#### Task requirements:
Present the following entries again, word for word and in full.

#### Input data:
..............................

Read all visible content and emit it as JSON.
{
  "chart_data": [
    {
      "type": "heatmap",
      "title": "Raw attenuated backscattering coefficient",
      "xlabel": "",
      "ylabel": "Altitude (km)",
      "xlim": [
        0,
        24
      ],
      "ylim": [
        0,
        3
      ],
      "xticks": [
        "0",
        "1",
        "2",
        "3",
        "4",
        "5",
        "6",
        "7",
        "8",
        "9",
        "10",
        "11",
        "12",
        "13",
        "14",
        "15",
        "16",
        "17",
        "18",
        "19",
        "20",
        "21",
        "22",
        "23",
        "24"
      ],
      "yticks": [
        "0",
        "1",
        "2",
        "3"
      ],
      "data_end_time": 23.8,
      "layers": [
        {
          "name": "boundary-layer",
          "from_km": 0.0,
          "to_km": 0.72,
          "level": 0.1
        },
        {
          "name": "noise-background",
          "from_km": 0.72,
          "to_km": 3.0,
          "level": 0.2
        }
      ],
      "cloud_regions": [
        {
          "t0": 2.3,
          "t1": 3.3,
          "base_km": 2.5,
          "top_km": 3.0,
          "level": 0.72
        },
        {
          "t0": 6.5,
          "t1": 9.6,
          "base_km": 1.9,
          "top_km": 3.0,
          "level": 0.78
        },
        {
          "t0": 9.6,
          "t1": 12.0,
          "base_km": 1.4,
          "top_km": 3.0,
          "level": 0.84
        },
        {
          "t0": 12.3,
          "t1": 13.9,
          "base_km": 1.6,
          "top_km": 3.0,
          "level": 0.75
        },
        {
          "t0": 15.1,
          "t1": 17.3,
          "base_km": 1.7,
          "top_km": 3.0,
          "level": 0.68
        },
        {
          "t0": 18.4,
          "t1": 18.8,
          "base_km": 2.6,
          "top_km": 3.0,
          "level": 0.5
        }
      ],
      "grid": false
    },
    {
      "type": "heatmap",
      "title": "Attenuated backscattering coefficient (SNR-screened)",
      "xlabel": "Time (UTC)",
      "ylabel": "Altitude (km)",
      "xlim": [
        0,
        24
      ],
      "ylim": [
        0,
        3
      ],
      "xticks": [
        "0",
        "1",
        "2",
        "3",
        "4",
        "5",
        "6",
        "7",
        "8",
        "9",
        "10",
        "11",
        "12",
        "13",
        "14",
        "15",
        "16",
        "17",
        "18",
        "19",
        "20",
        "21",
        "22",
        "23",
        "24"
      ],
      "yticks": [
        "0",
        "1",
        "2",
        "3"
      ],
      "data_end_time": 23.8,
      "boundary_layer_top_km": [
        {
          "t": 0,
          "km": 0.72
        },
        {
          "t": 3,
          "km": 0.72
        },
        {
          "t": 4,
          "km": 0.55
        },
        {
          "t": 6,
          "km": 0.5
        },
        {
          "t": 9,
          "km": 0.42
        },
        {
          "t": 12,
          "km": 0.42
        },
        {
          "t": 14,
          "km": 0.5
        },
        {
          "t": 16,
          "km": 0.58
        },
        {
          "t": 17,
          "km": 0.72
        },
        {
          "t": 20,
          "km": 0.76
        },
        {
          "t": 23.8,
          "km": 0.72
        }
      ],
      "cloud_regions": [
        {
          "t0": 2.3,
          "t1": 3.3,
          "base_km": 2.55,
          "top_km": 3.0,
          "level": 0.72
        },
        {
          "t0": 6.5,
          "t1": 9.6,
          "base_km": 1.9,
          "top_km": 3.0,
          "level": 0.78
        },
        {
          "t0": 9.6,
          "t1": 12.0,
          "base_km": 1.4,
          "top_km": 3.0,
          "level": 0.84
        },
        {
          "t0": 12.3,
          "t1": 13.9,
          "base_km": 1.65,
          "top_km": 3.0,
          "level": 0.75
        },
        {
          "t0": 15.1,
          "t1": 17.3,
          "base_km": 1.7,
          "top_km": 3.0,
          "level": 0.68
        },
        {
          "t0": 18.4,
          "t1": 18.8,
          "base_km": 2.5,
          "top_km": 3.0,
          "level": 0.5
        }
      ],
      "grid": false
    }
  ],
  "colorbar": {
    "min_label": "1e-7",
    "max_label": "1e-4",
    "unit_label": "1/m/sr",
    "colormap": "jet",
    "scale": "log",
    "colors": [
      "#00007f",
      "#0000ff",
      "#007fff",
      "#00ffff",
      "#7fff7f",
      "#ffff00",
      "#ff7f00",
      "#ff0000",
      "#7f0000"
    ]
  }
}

..............................

#### Solution for this problem:
Read all visible content and emit it as JSON.
{
  "chart_data": [
    {
      "type": "heatmap",
      "title": "Raw attenuated backscattering coefficient",
      "xlabel": "",
      "ylabel": "Altitude (km)",
      "xlim": [
        0,
        24
      ],
      "ylim": [
        0,
        3
      ],
      "xticks": [
        "0",
        "1",
        "2",
        "3",
        "4",
        "5",
        "6",
        "7",
        "8",
        "9",
        "10",
        "11",
        "12",
        "13",
        "14",
        "15",
        "16",
        "17",
        "18",
        "19",
        "20",
        "21",
        "22",
        "23",
        "24"
      ],
      "yticks": [
        "0",
        "1",
        "2",
        "3"
      ],
      "data_end_time": 23.8,
      "layers": [
        {
          "name": "boundary-layer",
          "from_km": 0.0,
          "to_km": 0.72,
          "level": 0.1
        },
        {
          "name": "noise-background",
          "from_km": 0.72,
          "to_km": 3.0,
          "level": 0.2
        }
      ],
      "cloud_regions": [
        {
          "t0": 2.3,
          "t1": 3.3,
          "base_km": 2.5,
          "top_km": 3.0,
          "level": 0.72
        },
        {
          "t0": 6.5,
          "t1": 9.6,
          "base_km": 1.9,
          "top_km": 3.0,
          "level": 0.78
        },
        {
          "t0": 9.6,
          "t1": 12.0,
          "base_km": 1.4,
          "top_km": 3.0,
          "level": 0.84
        },
        {
          "t0": 12.3,
          "t1": 13.9,
          "base_km": 1.6,
          "top_km": 3.0,
          "level": 0.75
        },
        {
          "t0": 15.1,
          "t1": 17.3,
          "base_km": 1.7,
          "top_km": 3.0,
          "level": 0.68
        },
        {
          "t0": 18.4,
          "t1": 18.8,
          "base_km": 2.6,
          "top_km": 3.0,
          "level": 0.5
        }
      ],
      "grid": false
    },
    {
      "type": "heatmap",
      "title": "Attenuated backscattering coefficient (SNR-screened)",
      "xlabel": "Time (UTC)",
      "ylabel": "Altitude (km)",
      "xlim": [
        0,
        24
      ],
      "ylim": [
        0,
        3
      ],
      "xticks": [
        "0",
        "1",
        "2",
        "3",
        "4",
        "5",
        "6",
        "7",
        "8",
        "9",
        "10",
        "11",
        "12",
        "13",
        "14",
        "15",
        "16",
        "17",
        "18",
        "19",
        "20",
        "21",
        "22",
        "23",
        "24"
      ],
      "yticks": [
        "0",
        "1",
        "2",
        "3"
      ],
      "data_end_time": 23.8,
      "boundary_layer_top_km": [
        {
          "t": 0,
          "km": 0.72
        },
        {
          "t": 3,
          "km": 0.72
        },
        {
          "t": 4,
          "km": 0.55
        },
        {
          "t": 6,
          "km": 0.5
        },
        {
          "t": 9,
          "km": 0.42
        },
        {
          "t": 12,
          "km": 0.42
        },
        {
          "t": 14,
          "km": 0.5
        },
        {
          "t": 16,
          "km": 0.58
        },
        {
          "t": 17,
          "km": 0.72
        },
        {
          "t": 20,
          "km": 0.76
        },
        {
          "t": 23.8,
          "km": 0.72
        }
      ],
      "cloud_regions": [
        {
          "t0": 2.3,
          "t1": 3.3,
          "base_km": 2.55,
          "top_km": 3.0,
          "level": 0.72
        },
        {
          "t0": 6.5,
          "t1": 9.6,
          "base_km": 1.9,
          "top_km": 3.0,
          "level": 0.78
        },
        {
          "t0": 9.6,
          "t1": 12.0,
          "base_km": 1.4,
          "top_km": 3.0,
          "level": 0.84
        },
        {
          "t0": 12.3,
          "t1": 13.9,
          "base_km": 1.65,
          "top_km": 3.0,
          "level": 0.75
        },
        {
          "t0": 15.1,
          "t1": 17.3,
          "base_km": 1.7,
          "top_km": 3.0,
          "level": 0.68
        },
        {
          "t0": 18.4,
          "t1": 18.8,
          "base_km": 2.5,
          "top_km": 3.0,
          "level": 0.5
        }
      ],
      "grid": false
    }
  ],
  "colorbar": {
    "min_label": "1e-7",
    "max_label": "1e-4",
    "unit_label": "1/m/sr",
    "colormap": "jet",
    "scale": "log",
    "colors": [
      "#00007f",
      "#0000ff",
      "#007fff",
      "#00ffff",
      "#7fff7f",
      "#ffff00",
      "#ff7f00",
      "#ff0000",
      "#7f0000"
    ]
  }
}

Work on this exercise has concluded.